─── Exercise input ───

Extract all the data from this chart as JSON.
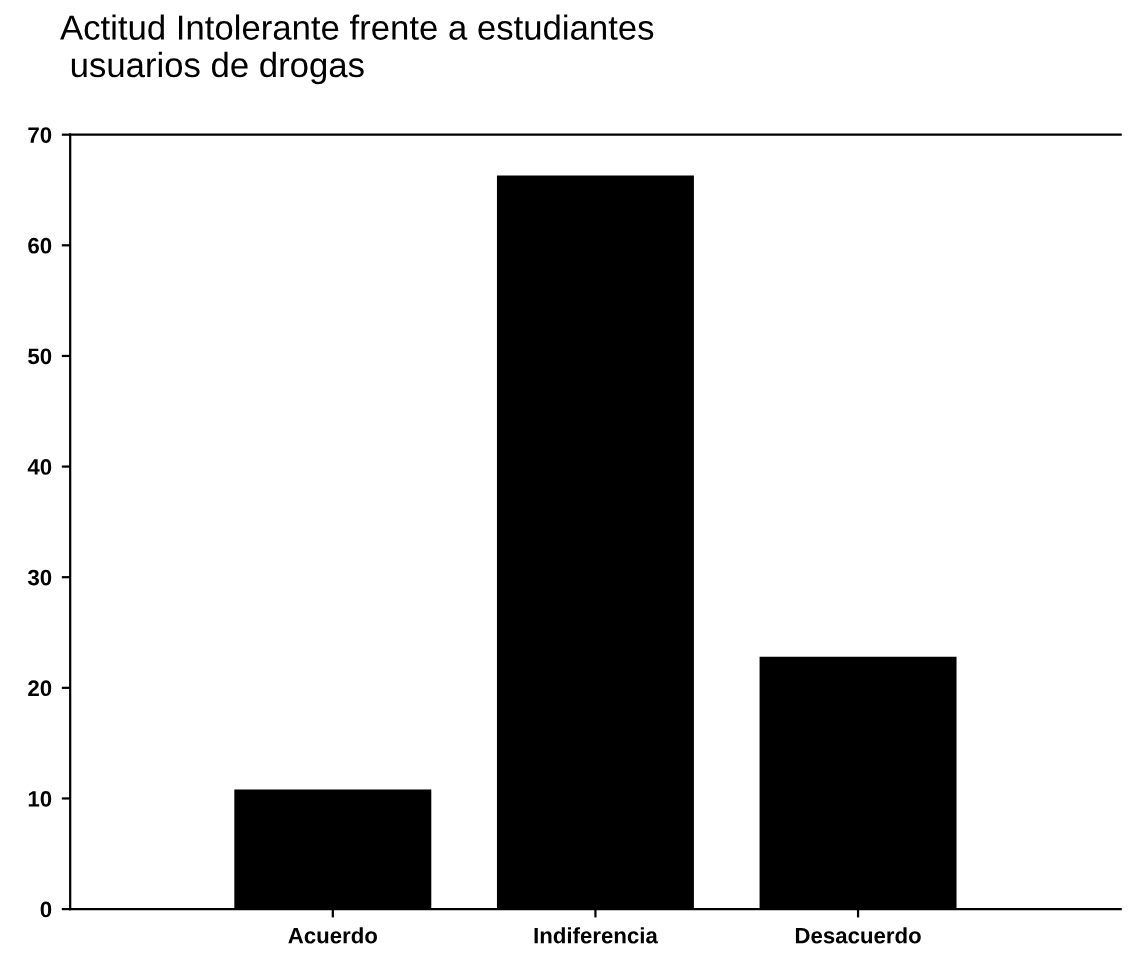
{
  "chart_data": {
    "type": "bar",
    "title": "Actitud Intolerante frente a estudiantes\n usuarios de drogas",
    "categories": [
      "Acuerdo",
      "Indiferencia",
      "Desacuerdo"
    ],
    "values": [
      10.8,
      66.3,
      22.8
    ],
    "color": "#000000",
    "ylim": [
      0,
      70
    ],
    "yticks": [
      0,
      10,
      20,
      30,
      40,
      50,
      60,
      70
    ],
    "grid": false
  }
}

───

**Your goal**. Skipping the pictures, transcribe each line above exactly as it appears.

**Result**.
Extract all the data from this chart as JSON.
{
  "chart_data": {
    "type": "bar",
    "title": "Actitud Intolerante frente a estudiantes\n usuarios de drogas",
    "categories": [
      "Acuerdo",
      "Indiferencia",
      "Desacuerdo"
    ],
    "values": [
      10.8,
      66.3,
      22.8
    ],
    "color": "#000000",
    "ylim": [
      0,
      70
    ],
    "yticks": [
      0,
      10,
      20,
      30,
      40,
      50,
      60,
      70
    ],
    "grid": false
  }
}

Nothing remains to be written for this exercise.